# STATED TASK 1
According to the TorchDataset page, what does the num_workers parameter apply to?
# STATED TASK 2
Do these statements agree with the TorchDataset page? Give yes or no for each, quoting the deciding words. (a) Volumes saved in the torchvtk format are always scaled to [0,1]. (b) Single-channel volumes are stored with a 3-dimensional shape. (c) Downloaded datasets go to ~/.torchvtk/ unless another location is specified.

----- TEXT EXTRACT -----

TorchDataset¶

This is your go-to dataset class to handle large volumes. Each volume is stored together as a serialized binary PyTorch file (.pt), together with its meta data. You can always load such a file like this:

import torch
data = torch.load('/path/to/file.pt´)

In the case of an item from the CQ500 datasets, data would be a dictionary of the form

{
   'vol': torch.Tensor(),     # Volume tensor of shape (C, D, H, W)
   'vox_scl': torch.Tensor(), # Scale of the voxels (for rectangular grids)
   'name': str                # Name of the volume
}

Note that volumes saved in the torchvtk format are always scaled to [0,1] and saved as torch.float16 or torch.float32. Also the shape for single-channel volumes is always 4-dimensional: (1, D, H, W).

Basic Example¶

We have mechanisms to download some volume datasets automatically using torchvtk. These datasets are downloaded to your local torchvtk cache (~/.torchvtk/ unless specified) where they are converted to TorchDataset format. If the dataset exists on your torchvtk folder, it will just be loaded.

from torchvtk.datasets import TorchDataset

ds = TorchDataset.CQ500('custom/path/torchvtk', num_workers=4)

The num_workers parameter applies to downloading and unpacking.

More involved example¶

This example showcases how TorchDatasets can be used to easily preprocess datasets, both for saving persisently on disk and during loading. The following snippet shows how we can serialize a preprocessed version of the CQ500 dataset easily using multiprocessing:

import torch.nn.functional as F
from torchvtk.datasets import TorchDataset
from torchvtk.utils    import make_5d

def to_256(data):
   data['vol'] = F.interpolate(make_5d(data['vol']), size=(256,256,256), mode='trilinear').squeeze(0)
   return data # Must return the dictionary!

ds = TorchDataset.CQ500('/mnt/hdd/torchvtk')
ds_256 = ds.cache_processed(to_256, 'CQ500_256', num_workers=4) # Call this only once

After calling this, the resized dataset is serialized. From then on use the following, assuming your local torchvtk folder is /mnt/hdd/torchvtk/:

ds = TorchDataset('/mnt/hdd/torchvtk/CQ500_256')

----- SUPPLIED DATA -----

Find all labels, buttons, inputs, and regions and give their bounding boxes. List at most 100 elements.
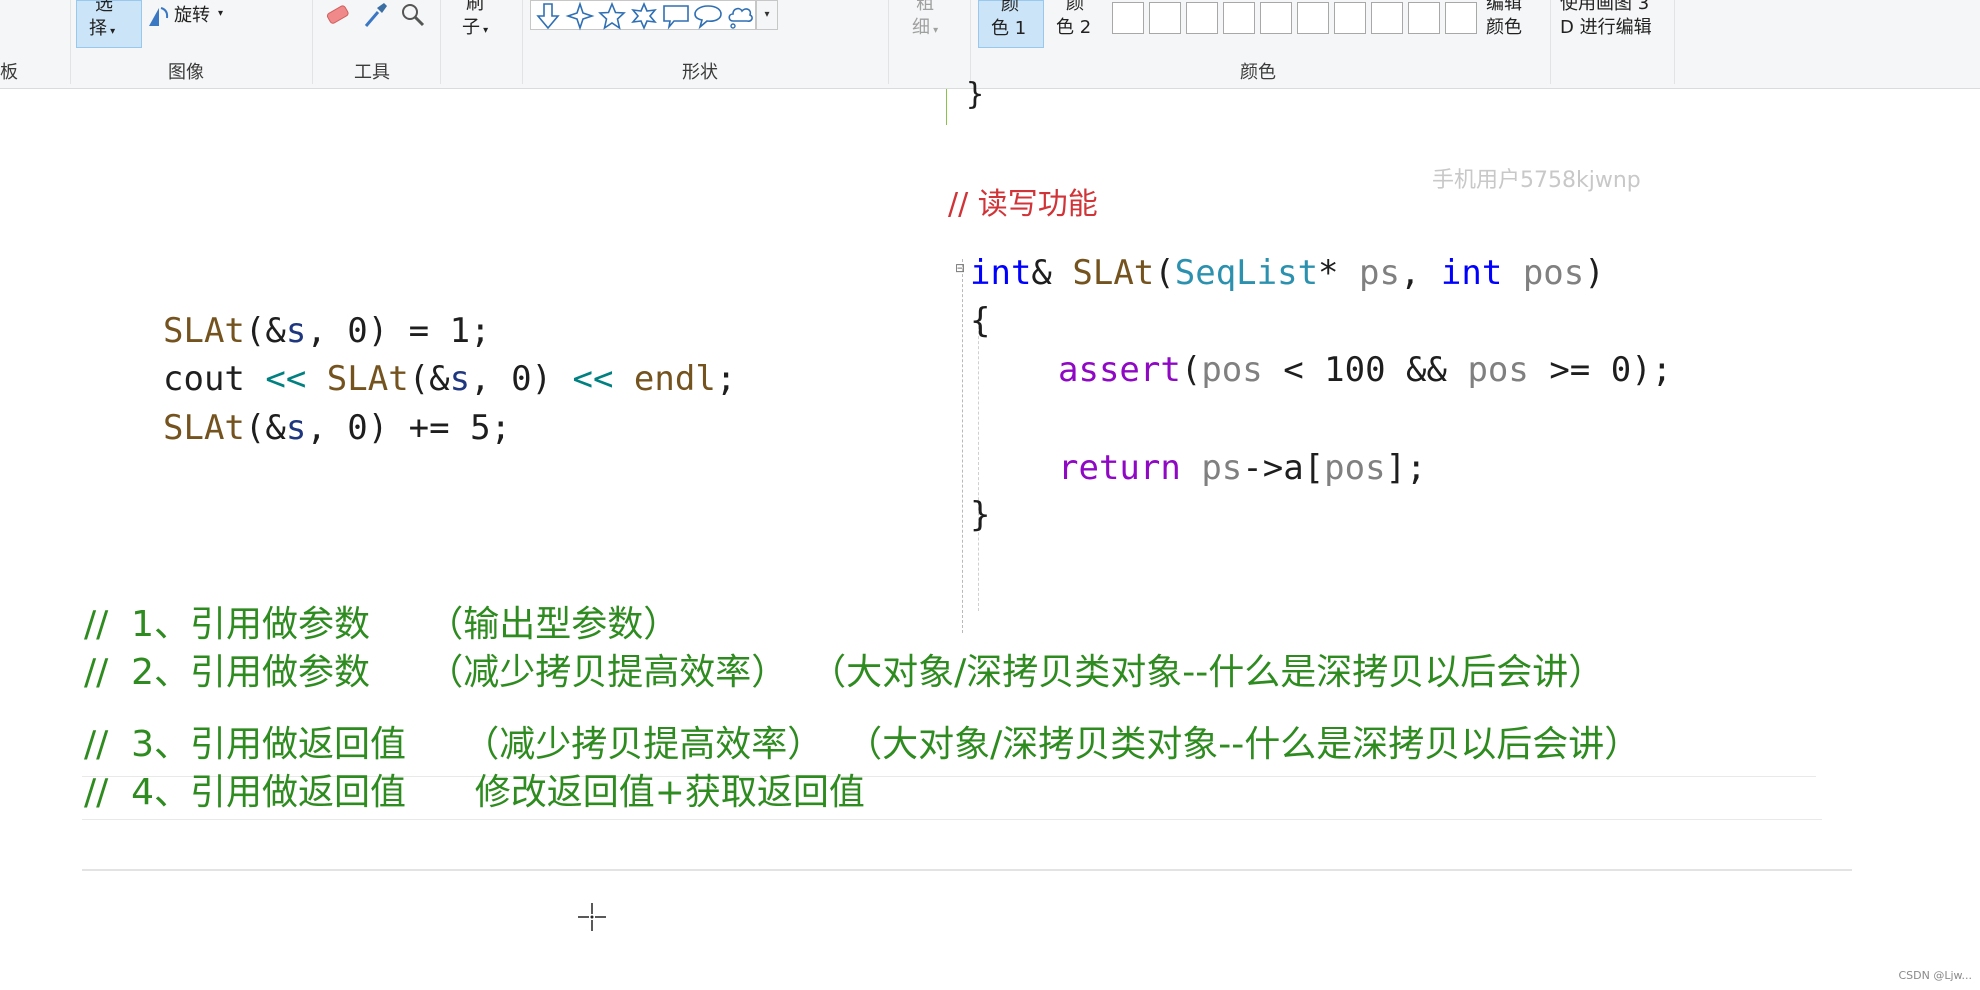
color-picker-icon[interactable] — [360, 0, 390, 30]
group-label-image: 图像 — [168, 62, 204, 83]
watermark-user: 手机用户5758kjwnp — [1432, 168, 1641, 193]
code-top-brace: } — [966, 77, 985, 112]
color-swatch[interactable] — [1223, 2, 1255, 34]
code-comment-read-write: // 读写功能 — [948, 187, 1098, 222]
token-type: SeqList — [1174, 253, 1319, 293]
color1-label-top: 颜 — [1001, 0, 1019, 15]
group-separator — [888, 0, 889, 84]
canvas-area[interactable]: } 手机用户5758kjwnp // 读写功能 ⊟ int& SLAt(SeqL… — [0, 77, 1980, 990]
paint3d-label-bottom: D 进行编辑 — [1560, 17, 1652, 38]
token-macro: assert — [1058, 350, 1181, 390]
color-swatch[interactable] — [1297, 2, 1329, 34]
size-label-top: 粗 — [916, 0, 934, 14]
shapes-gallery[interactable] — [530, 0, 756, 31]
callout-cloud-shape-icon[interactable] — [725, 1, 755, 31]
token-punct: (& — [244, 408, 286, 448]
token-keyword: int — [970, 253, 1032, 293]
token-punct — [1502, 253, 1522, 293]
token-punct: (& — [244, 311, 286, 351]
token-punct: * — [1318, 253, 1359, 293]
color2-label-top: 颜 — [1066, 0, 1084, 14]
color-swatch[interactable] — [1112, 2, 1144, 34]
token-punct: ) — [1584, 253, 1605, 293]
magnifier-icon[interactable] — [398, 0, 428, 30]
token-keyword: int — [1440, 253, 1503, 293]
color-swatch[interactable] — [1408, 2, 1440, 34]
token-function: SLAt — [163, 311, 245, 351]
color-swatch[interactable] — [1371, 2, 1403, 34]
rotate-label: 旋转 — [174, 5, 210, 26]
star-six-shape-icon[interactable] — [629, 1, 659, 31]
callout-oval-shape-icon[interactable] — [693, 1, 723, 31]
rotate-dropdown-icon[interactable]: ▾ — [218, 2, 223, 26]
token-function: SLAt — [1072, 253, 1155, 293]
rotate-button[interactable]: 旋转 ▾ — [146, 2, 236, 30]
color-swatch[interactable] — [1186, 2, 1218, 34]
code-indent-guide — [978, 321, 980, 611]
arrow-down-shape-icon[interactable] — [533, 1, 563, 31]
token-punct: ( — [1180, 350, 1202, 390]
star-four-shape-icon[interactable] — [565, 1, 595, 31]
code-return-line: return ps->a[pos]; — [1058, 448, 1427, 488]
select-button[interactable]: 选 择 ▾ — [76, 0, 142, 48]
token-punct: ]; — [1385, 448, 1427, 488]
token-param: pos — [1201, 350, 1263, 390]
color2-label-bottom: 色 2 — [1056, 17, 1092, 38]
token-control: return — [1058, 448, 1181, 488]
code-left-line-1: SLAt(&s, 0) = 1; — [163, 311, 491, 351]
rotate-icon — [149, 7, 169, 26]
token-param: ps — [1201, 448, 1243, 488]
token-punct — [1181, 448, 1201, 488]
brushes-button[interactable]: 刷 子 ▾ — [454, 0, 504, 46]
color-swatch[interactable] — [1260, 2, 1292, 34]
select-label-bottom: 择 ▾ — [89, 18, 116, 39]
edit-colors-label-bottom: 颜色 — [1486, 17, 1522, 38]
token-punct: , 0) = 1; — [306, 311, 491, 351]
group-separator — [522, 0, 523, 84]
edit-colors-button[interactable]: 编辑 颜色 — [1484, 0, 1544, 46]
divider-line — [82, 819, 1822, 820]
code-function-signature: int& SLAt(SeqList* ps, int pos) — [970, 253, 1605, 293]
group-separator — [70, 0, 71, 84]
color-swatch[interactable] — [1445, 2, 1477, 34]
group-separator — [312, 0, 313, 84]
select-label-top: 选 — [95, 0, 113, 15]
collapse-toggle[interactable]: ⊟ — [955, 261, 965, 275]
token-operator: << — [265, 359, 307, 399]
token-punct: ( — [1154, 253, 1175, 293]
color1-button[interactable]: 颜 色 1 — [978, 0, 1044, 48]
color2-button[interactable]: 颜 色 2 — [1052, 0, 1102, 46]
token-punct: , — [1399, 253, 1441, 293]
callout-rect-shape-icon[interactable] — [661, 1, 691, 31]
group-label-shapes: 形状 — [682, 62, 718, 83]
code-close-brace: } — [970, 495, 991, 535]
note-line-4: // 4、引用做返回值 修改返回值+获取返回值 — [84, 772, 865, 813]
edit-with-paint3d-button[interactable]: 使用画图 3 D 进行编辑 — [1558, 0, 1674, 46]
token-variable: s — [285, 311, 307, 351]
token-variable: s — [449, 359, 471, 399]
size-button[interactable]: 粗 细 ▾ — [904, 0, 954, 46]
star-five-shape-icon[interactable] — [597, 1, 627, 31]
token-param: pos — [1324, 448, 1386, 488]
group-separator — [1550, 0, 1551, 84]
group-separator — [1674, 0, 1675, 84]
group-label-clipboard: 板 — [0, 62, 18, 83]
color-swatch[interactable] — [1334, 2, 1366, 34]
color-swatch[interactable] — [1149, 2, 1181, 34]
group-label-tools: 工具 — [354, 62, 390, 83]
group-separator — [970, 0, 971, 84]
token-punct: (& — [408, 359, 450, 399]
divider-line — [82, 869, 1852, 871]
token-operator: << — [572, 359, 614, 399]
brush-label-top: 刷 — [466, 0, 484, 14]
brush-label-bottom: 子 ▾ — [462, 17, 489, 38]
code-left-line-2: cout << SLAt(&s, 0) << endl; — [163, 359, 736, 399]
token-punct: & — [1031, 253, 1073, 293]
note-line-1: // 1、引用做参数 （输出型参数） — [84, 604, 680, 645]
eraser-icon[interactable] — [322, 1, 352, 31]
token-punct: , 0) — [470, 359, 573, 399]
shapes-more-button[interactable]: ▾ — [756, 0, 778, 30]
edit-colors-label-top: 编辑 — [1486, 0, 1522, 14]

-----

# RESULT 1
Downloading and unpacking.

# RESULT 2
(a) Yes: "volumes saved in the torchvtk format are always scaled to [0,1]"
(b) No: "the shape for single-channel volumes is always 4-dimensional: (1, D, H, W)"
(c) Yes: "(~/.torchvtk/ unless specified)"